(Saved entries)
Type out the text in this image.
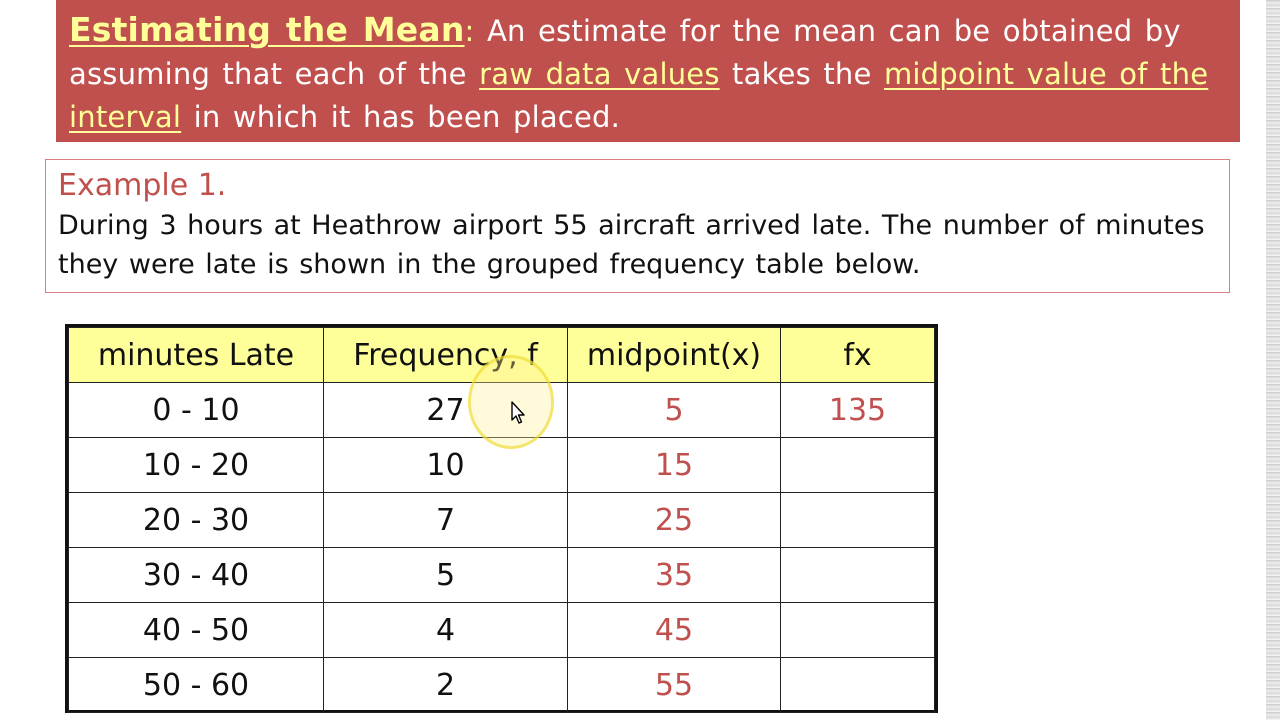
Estimating the Mean: An estimate for the mean can be obtained by assuming that each of the raw data values takes the midpoint value of the interval in which it has been placed.
Example 1.
During 3 hours at Heathrow airport 55 aircraft arrived late. The number of minutes they were late is shown in the grouped frequency table below.
minutes Late	Frequency, f	midpoint(x)	fx
0 - 10	27	5	135
10 - 20	10	15	
20 - 30	7	25	
30 - 40	5	35	
40 - 50	4	45	
50 - 60	2	55	
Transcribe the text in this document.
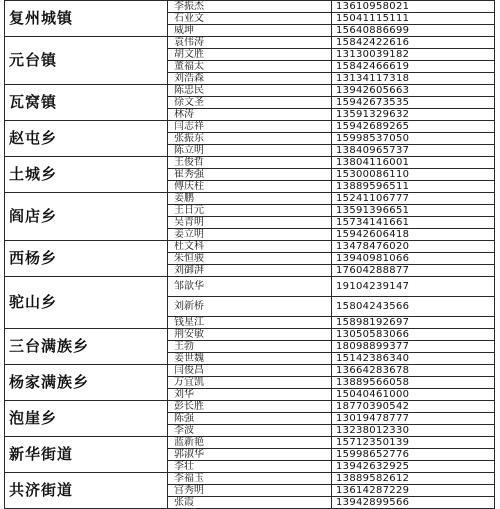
复州城镇	李振杰	13610958021
	石业文	15041115111
	威坤	15640886699
元台镇	袁伟涛	15842422616
	胡文胜	13130039182
	董福太	15842466619
	刘浩森	13134117318
瓦窝镇	陈忠民	13942605663
	徐文圣	15942673535
	林涛	13591329632
赵屯乡	闫志祥	15942689265
	张振东	15998537050
	陈立明	13840965737
土城乡	王俊哲	13804116001
	崔秀强	15300086110
	傅庆柱	13889596511
阎店乡	姜鹏	15241106777
	王日元	13591396651
	吴青明	15734141661
	姜立明	15942606418
西杨乡	杜文科	13478476020
	朱恒骏	13940981066
	刘御湃	17604288877
驼山乡	邹歆华	19104239147
	刘新桥	15804243566
	钱星江	15898192697
三台满族乡	荆安敏	13050583066
	王勃	18098899377
	姜世魏	15142386340
杨家满族乡	闫俊昌	13664283678
	万宜凯	13889566058
	刘华	15040461000
泡崖乡	彭长胜	18770390542
	陈强	13019478777
	李波	13238012330
新华街道	蓝新艳	15712350139
	郭淑华	15998652776
	李壮	13942632925
共济街道	李福玉	13889582612
	宫秀明	13614287229
	张霞	13942899566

▸ **What is being asked**
Select the lines in this material that hold the word "text", leaving none out.

▸ **Worked solution**
Type out the text in this image.
Transcribe the text in this document.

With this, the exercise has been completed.